[Extracts from a graphics dataset]
——
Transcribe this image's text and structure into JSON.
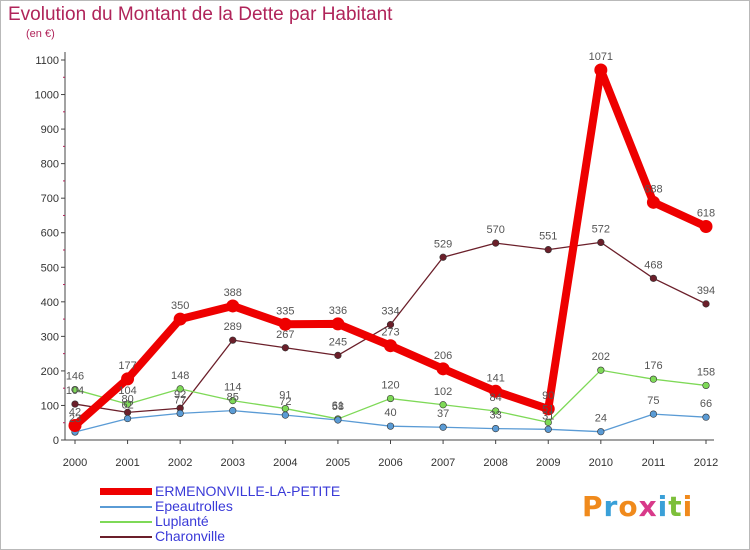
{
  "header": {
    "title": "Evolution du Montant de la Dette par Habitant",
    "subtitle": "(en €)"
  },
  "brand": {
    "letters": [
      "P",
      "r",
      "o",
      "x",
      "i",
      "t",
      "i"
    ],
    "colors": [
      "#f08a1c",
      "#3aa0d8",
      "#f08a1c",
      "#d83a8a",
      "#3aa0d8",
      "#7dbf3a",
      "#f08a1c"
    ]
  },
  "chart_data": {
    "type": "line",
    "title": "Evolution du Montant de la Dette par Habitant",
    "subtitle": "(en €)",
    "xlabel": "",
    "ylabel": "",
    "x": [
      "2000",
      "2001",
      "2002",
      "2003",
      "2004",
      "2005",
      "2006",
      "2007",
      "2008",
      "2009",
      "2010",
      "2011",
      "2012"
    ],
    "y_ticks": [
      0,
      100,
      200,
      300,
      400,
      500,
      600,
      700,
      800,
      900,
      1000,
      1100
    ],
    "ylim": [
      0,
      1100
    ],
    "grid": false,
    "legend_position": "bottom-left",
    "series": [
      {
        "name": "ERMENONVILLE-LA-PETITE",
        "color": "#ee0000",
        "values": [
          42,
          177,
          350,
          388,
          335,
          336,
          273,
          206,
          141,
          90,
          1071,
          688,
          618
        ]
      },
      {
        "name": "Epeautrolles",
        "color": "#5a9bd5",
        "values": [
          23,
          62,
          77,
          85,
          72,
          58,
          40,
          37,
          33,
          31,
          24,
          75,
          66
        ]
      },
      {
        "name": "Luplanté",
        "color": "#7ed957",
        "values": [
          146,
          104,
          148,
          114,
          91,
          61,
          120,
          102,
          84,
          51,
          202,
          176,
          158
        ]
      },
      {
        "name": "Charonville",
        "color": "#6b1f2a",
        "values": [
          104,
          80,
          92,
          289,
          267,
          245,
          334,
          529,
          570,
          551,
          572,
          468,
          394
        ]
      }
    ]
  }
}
——
**Written exercise:**
Except for the pictures, copy every line of the records above exactly.

**Solution to this task:**
Transcribe this image's text and structure into JSON.
{
  "header": {
    "title": "Evolution du Montant de la Dette par Habitant",
    "subtitle": "(en €)"
  },
  "brand": {
    "letters": [
      "P",
      "r",
      "o",
      "x",
      "i",
      "t",
      "i"
    ],
    "colors": [
      "#f08a1c",
      "#3aa0d8",
      "#f08a1c",
      "#d83a8a",
      "#3aa0d8",
      "#7dbf3a",
      "#f08a1c"
    ]
  },
  "chart_data": {
    "type": "line",
    "title": "Evolution du Montant de la Dette par Habitant",
    "subtitle": "(en €)",
    "xlabel": "",
    "ylabel": "",
    "x": [
      "2000",
      "2001",
      "2002",
      "2003",
      "2004",
      "2005",
      "2006",
      "2007",
      "2008",
      "2009",
      "2010",
      "2011",
      "2012"
    ],
    "y_ticks": [
      0,
      100,
      200,
      300,
      400,
      500,
      600,
      700,
      800,
      900,
      1000,
      1100
    ],
    "ylim": [
      0,
      1100
    ],
    "grid": false,
    "legend_position": "bottom-left",
    "series": [
      {
        "name": "ERMENONVILLE-LA-PETITE",
        "color": "#ee0000",
        "values": [
          42,
          177,
          350,
          388,
          335,
          336,
          273,
          206,
          141,
          90,
          1071,
          688,
          618
        ]
      },
      {
        "name": "Epeautrolles",
        "color": "#5a9bd5",
        "values": [
          23,
          62,
          77,
          85,
          72,
          58,
          40,
          37,
          33,
          31,
          24,
          75,
          66
        ]
      },
      {
        "name": "Luplanté",
        "color": "#7ed957",
        "values": [
          146,
          104,
          148,
          114,
          91,
          61,
          120,
          102,
          84,
          51,
          202,
          176,
          158
        ]
      },
      {
        "name": "Charonville",
        "color": "#6b1f2a",
        "values": [
          104,
          80,
          92,
          289,
          267,
          245,
          334,
          529,
          570,
          551,
          572,
          468,
          394
        ]
      }
    ]
  }
}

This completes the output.